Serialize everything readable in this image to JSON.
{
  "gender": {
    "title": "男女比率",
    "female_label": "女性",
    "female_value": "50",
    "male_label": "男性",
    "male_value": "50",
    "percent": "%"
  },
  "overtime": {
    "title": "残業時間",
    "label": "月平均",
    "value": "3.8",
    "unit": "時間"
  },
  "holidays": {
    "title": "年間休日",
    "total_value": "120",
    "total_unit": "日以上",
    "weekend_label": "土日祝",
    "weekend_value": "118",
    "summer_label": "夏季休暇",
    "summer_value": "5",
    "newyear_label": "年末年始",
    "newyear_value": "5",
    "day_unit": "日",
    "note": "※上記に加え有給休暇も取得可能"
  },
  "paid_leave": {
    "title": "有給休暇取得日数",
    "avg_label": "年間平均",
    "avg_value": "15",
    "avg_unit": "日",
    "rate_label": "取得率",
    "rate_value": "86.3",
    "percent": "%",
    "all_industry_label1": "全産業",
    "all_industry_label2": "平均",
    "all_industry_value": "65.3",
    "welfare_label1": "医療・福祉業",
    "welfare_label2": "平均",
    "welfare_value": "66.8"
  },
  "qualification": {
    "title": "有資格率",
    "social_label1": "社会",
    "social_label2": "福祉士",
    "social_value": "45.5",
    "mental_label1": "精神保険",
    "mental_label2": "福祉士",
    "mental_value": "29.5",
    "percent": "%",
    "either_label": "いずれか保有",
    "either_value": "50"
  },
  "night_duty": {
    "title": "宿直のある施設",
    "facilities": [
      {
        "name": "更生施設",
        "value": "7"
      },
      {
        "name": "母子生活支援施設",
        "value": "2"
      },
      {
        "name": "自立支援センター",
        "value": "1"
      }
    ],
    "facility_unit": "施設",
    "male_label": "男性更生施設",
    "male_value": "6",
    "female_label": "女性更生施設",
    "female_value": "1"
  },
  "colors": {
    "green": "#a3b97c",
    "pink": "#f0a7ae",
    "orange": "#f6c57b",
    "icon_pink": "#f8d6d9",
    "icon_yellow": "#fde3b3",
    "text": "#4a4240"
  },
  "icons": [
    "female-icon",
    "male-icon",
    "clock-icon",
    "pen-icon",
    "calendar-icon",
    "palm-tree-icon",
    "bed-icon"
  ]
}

What to produce >> Give the entries once more, exactly as they appear.

Task result >>
Serialize everything readable in this image to JSON.
{
  "gender": {
    "title": "男女比率",
    "female_label": "女性",
    "female_value": "50",
    "male_label": "男性",
    "male_value": "50",
    "percent": "%"
  },
  "overtime": {
    "title": "残業時間",
    "label": "月平均",
    "value": "3.8",
    "unit": "時間"
  },
  "holidays": {
    "title": "年間休日",
    "total_value": "120",
    "total_unit": "日以上",
    "weekend_label": "土日祝",
    "weekend_value": "118",
    "summer_label": "夏季休暇",
    "summer_value": "5",
    "newyear_label": "年末年始",
    "newyear_value": "5",
    "day_unit": "日",
    "note": "※上記に加え有給休暇も取得可能"
  },
  "paid_leave": {
    "title": "有給休暇取得日数",
    "avg_label": "年間平均",
    "avg_value": "15",
    "avg_unit": "日",
    "rate_label": "取得率",
    "rate_value": "86.3",
    "percent": "%",
    "all_industry_label1": "全産業",
    "all_industry_label2": "平均",
    "all_industry_value": "65.3",
    "welfare_label1": "医療・福祉業",
    "welfare_label2": "平均",
    "welfare_value": "66.8"
  },
  "qualification": {
    "title": "有資格率",
    "social_label1": "社会",
    "social_label2": "福祉士",
    "social_value": "45.5",
    "mental_label1": "精神保険",
    "mental_label2": "福祉士",
    "mental_value": "29.5",
    "percent": "%",
    "either_label": "いずれか保有",
    "either_value": "50"
  },
  "night_duty": {
    "title": "宿直のある施設",
    "facilities": [
      {
        "name": "更生施設",
        "value": "7"
      },
      {
        "name": "母子生活支援施設",
        "value": "2"
      },
      {
        "name": "自立支援センター",
        "value": "1"
      }
    ],
    "facility_unit": "施設",
    "male_label": "男性更生施設",
    "male_value": "6",
    "female_label": "女性更生施設",
    "female_value": "1"
  },
  "colors": {
    "green": "#a3b97c",
    "pink": "#f0a7ae",
    "orange": "#f6c57b",
    "icon_pink": "#f8d6d9",
    "icon_yellow": "#fde3b3",
    "text": "#4a4240"
  },
  "icons": [
    "female-icon",
    "male-icon",
    "clock-icon",
    "pen-icon",
    "calendar-icon",
    "palm-tree-icon",
    "bed-icon"
  ]
}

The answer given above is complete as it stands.